Exercise details | Extract every line that includes the string "pháp".

Exercise inputs |
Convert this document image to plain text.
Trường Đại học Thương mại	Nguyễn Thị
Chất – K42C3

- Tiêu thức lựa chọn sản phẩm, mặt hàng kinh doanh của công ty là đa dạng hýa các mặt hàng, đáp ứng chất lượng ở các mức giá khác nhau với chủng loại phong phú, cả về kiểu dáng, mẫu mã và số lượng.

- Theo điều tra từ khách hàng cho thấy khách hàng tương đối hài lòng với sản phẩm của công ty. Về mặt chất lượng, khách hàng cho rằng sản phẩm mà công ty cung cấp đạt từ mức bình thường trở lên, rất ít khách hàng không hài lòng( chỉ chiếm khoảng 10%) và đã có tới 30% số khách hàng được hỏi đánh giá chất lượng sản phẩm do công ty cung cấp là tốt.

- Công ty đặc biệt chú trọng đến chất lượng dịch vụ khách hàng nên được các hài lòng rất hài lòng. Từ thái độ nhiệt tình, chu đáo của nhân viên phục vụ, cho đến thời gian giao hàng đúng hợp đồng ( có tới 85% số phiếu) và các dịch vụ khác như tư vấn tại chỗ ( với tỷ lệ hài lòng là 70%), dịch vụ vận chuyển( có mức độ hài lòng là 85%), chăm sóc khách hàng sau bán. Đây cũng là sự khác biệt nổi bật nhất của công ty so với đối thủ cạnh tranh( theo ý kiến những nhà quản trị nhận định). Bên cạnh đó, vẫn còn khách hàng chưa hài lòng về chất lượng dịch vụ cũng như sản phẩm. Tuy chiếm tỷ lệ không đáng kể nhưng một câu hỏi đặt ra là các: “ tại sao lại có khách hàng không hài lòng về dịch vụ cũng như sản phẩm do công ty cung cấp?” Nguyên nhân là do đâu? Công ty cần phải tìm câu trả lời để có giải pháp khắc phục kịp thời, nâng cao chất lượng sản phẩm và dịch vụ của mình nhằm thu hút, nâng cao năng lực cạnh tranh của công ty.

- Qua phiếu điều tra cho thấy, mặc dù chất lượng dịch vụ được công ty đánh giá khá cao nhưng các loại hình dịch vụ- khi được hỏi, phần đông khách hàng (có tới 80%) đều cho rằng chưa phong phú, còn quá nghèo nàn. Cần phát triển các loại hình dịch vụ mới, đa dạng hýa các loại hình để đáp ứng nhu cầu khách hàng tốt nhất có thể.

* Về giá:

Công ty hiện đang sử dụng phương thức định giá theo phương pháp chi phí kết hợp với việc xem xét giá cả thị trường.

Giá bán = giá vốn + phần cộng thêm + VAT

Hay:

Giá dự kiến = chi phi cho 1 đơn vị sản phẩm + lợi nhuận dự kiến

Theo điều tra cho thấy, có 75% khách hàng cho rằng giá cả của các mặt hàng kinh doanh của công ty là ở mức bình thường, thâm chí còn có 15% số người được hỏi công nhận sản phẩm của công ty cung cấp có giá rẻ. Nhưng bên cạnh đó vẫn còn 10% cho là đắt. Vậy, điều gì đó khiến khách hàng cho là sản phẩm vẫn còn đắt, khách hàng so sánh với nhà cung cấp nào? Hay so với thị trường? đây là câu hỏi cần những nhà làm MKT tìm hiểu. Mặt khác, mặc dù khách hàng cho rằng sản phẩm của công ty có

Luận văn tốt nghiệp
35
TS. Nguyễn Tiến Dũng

Solved problem |
- Công ty đặc biệt chú trọng đến chất lượng dịch vụ khách hàng nên được các hài lòng rất hài lòng. Từ thái độ nhiệt tình, chu đáo của nhân viên phục vụ, cho đến thời gian giao hàng đúng hợp đồng ( có tới 85% số phiếu) và các dịch vụ khác như tư vấn tại chỗ ( với tỷ lệ hài lòng là 70%), dịch vụ vận chuyển( có mức độ hài lòng là 85%), chăm sóc khách hàng sau bán. Đây cũng là sự khác biệt nổi bật nhất của công ty so với đối thủ cạnh tranh( theo ý kiến những nhà quản trị nhận định). Bên cạnh đó, vẫn còn khách hàng chưa hài lòng về chất lượng dịch vụ cũng như sản phẩm. Tuy chiếm tỷ lệ không đáng kể nhưng một câu hỏi đặt ra là các: “ tại sao lại có khách hàng không hài lòng về dịch vụ cũng như sản phẩm do công ty cung cấp?” Nguyên nhân là do đâu? Công ty cần phải tìm câu trả lời để có giải pháp khắc phục kịp thời, nâng cao chất lượng sản phẩm và dịch vụ của mình nhằm thu hút, nâng cao năng lực cạnh tranh của công ty.
Công ty hiện đang sử dụng phương thức định giá theo phương pháp chi phí kết hợp với việc xem xét giá cả thị trường.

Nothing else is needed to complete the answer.